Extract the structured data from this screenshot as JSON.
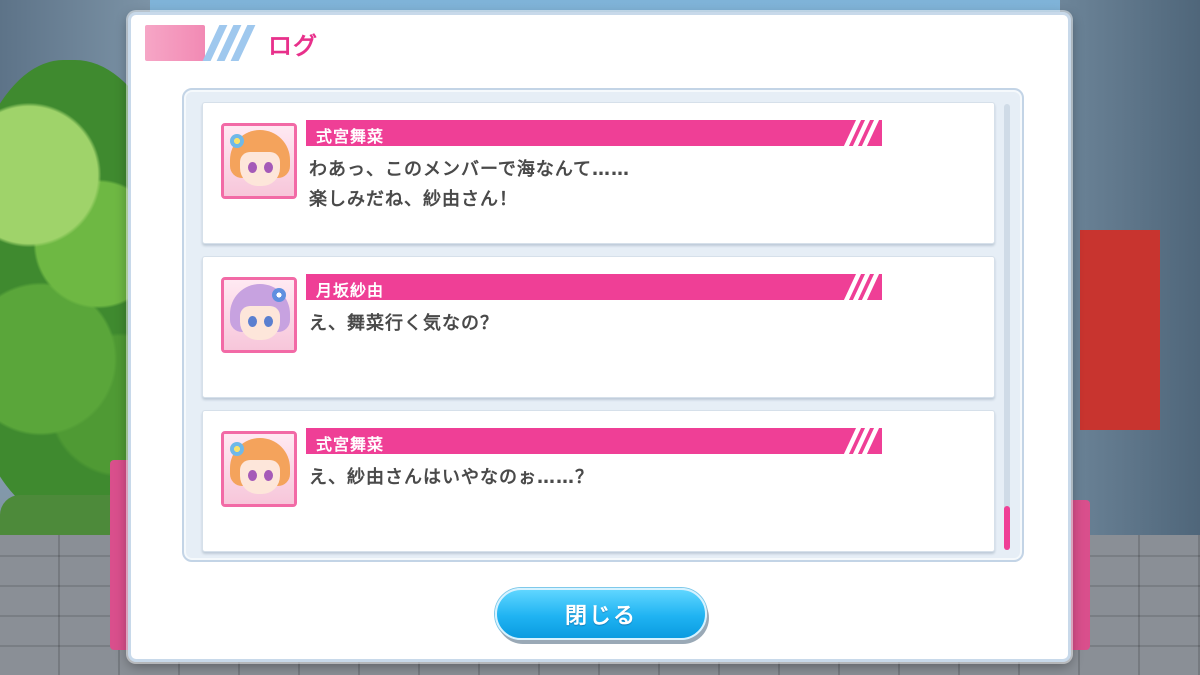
{
  "header": {
    "title": "ログ"
  },
  "log_entries": [
    {
      "speaker": "式宮舞菜",
      "lines": [
        "わあっ、このメンバーで海なんて……",
        "楽しみだね、紗由さん！"
      ],
      "avatar_icon": "maina-portrait-icon"
    },
    {
      "speaker": "月坂紗由",
      "lines": [
        "え、舞菜行く気なの？"
      ],
      "avatar_icon": "sayu-portrait-icon"
    },
    {
      "speaker": "式宮舞菜",
      "lines": [
        "え、紗由さんはいやなのぉ……？"
      ],
      "avatar_icon": "maina-portrait-icon"
    }
  ],
  "scrollbar": {
    "position": "bottom",
    "scroll_fraction": 1.0
  },
  "close_button": {
    "label": "閉じる"
  },
  "colors": {
    "accent_pink": "#ef3f96",
    "title_pink": "#e8308b",
    "button_blue": "#1fb3f2",
    "text_dark": "#4a4a4a"
  }
}
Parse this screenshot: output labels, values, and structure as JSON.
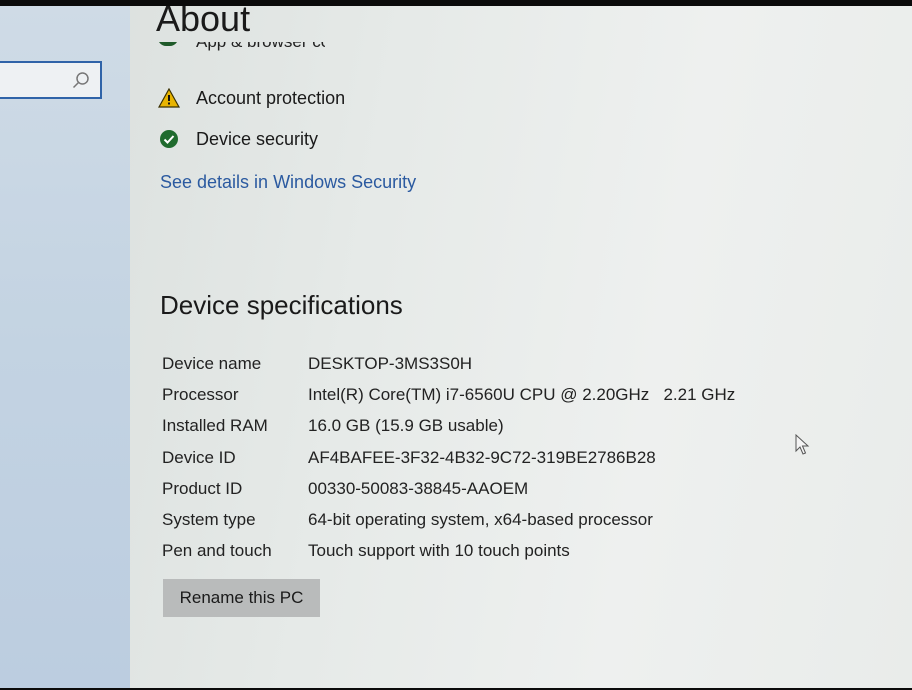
{
  "page": {
    "title": "About"
  },
  "search": {
    "placeholder": ""
  },
  "security": {
    "partial_item": "App & browser control",
    "items": [
      {
        "label": "Account protection",
        "status": "warning",
        "icon": "warning-icon"
      },
      {
        "label": "Device security",
        "status": "ok",
        "icon": "check-icon"
      }
    ],
    "link": "See details in Windows Security"
  },
  "device_specs": {
    "title": "Device specifications",
    "rows": [
      {
        "label": "Device name",
        "value": "DESKTOP-3MS3S0H"
      },
      {
        "label": "Processor",
        "value": "Intel(R) Core(TM) i7-6560U CPU @ 2.20GHz   2.21 GHz"
      },
      {
        "label": "Installed RAM",
        "value": "16.0 GB (15.9 GB usable)"
      },
      {
        "label": "Device ID",
        "value": "AF4BAFEE-3F32-4B32-9C72-319BE2786B28"
      },
      {
        "label": "Product ID",
        "value": "00330-50083-38845-AAOEM"
      },
      {
        "label": "System type",
        "value": "64-bit operating system, x64-based processor"
      },
      {
        "label": "Pen and touch",
        "value": "Touch support with 10 touch points"
      }
    ],
    "rename_button": "Rename this PC"
  },
  "colors": {
    "link": "#2b5aa0",
    "warning": "#e8b400",
    "ok": "#1f6b2e",
    "accent": "#2f63a8"
  }
}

=======

## REQUIRED WORK
Your task is to quote exactly the lines from the one with "Parse this screenshot: output" through the end of the material, both included, without reproducing any pictures.

## TASK RESULT
Parse this screenshot: output labels, values, and structure as JSON.
{
  "page": {
    "title": "About"
  },
  "search": {
    "placeholder": ""
  },
  "security": {
    "partial_item": "App & browser control",
    "items": [
      {
        "label": "Account protection",
        "status": "warning",
        "icon": "warning-icon"
      },
      {
        "label": "Device security",
        "status": "ok",
        "icon": "check-icon"
      }
    ],
    "link": "See details in Windows Security"
  },
  "device_specs": {
    "title": "Device specifications",
    "rows": [
      {
        "label": "Device name",
        "value": "DESKTOP-3MS3S0H"
      },
      {
        "label": "Processor",
        "value": "Intel(R) Core(TM) i7-6560U CPU @ 2.20GHz   2.21 GHz"
      },
      {
        "label": "Installed RAM",
        "value": "16.0 GB (15.9 GB usable)"
      },
      {
        "label": "Device ID",
        "value": "AF4BAFEE-3F32-4B32-9C72-319BE2786B28"
      },
      {
        "label": "Product ID",
        "value": "00330-50083-38845-AAOEM"
      },
      {
        "label": "System type",
        "value": "64-bit operating system, x64-based processor"
      },
      {
        "label": "Pen and touch",
        "value": "Touch support with 10 touch points"
      }
    ],
    "rename_button": "Rename this PC"
  },
  "colors": {
    "link": "#2b5aa0",
    "warning": "#e8b400",
    "ok": "#1f6b2e",
    "accent": "#2f63a8"
  }
}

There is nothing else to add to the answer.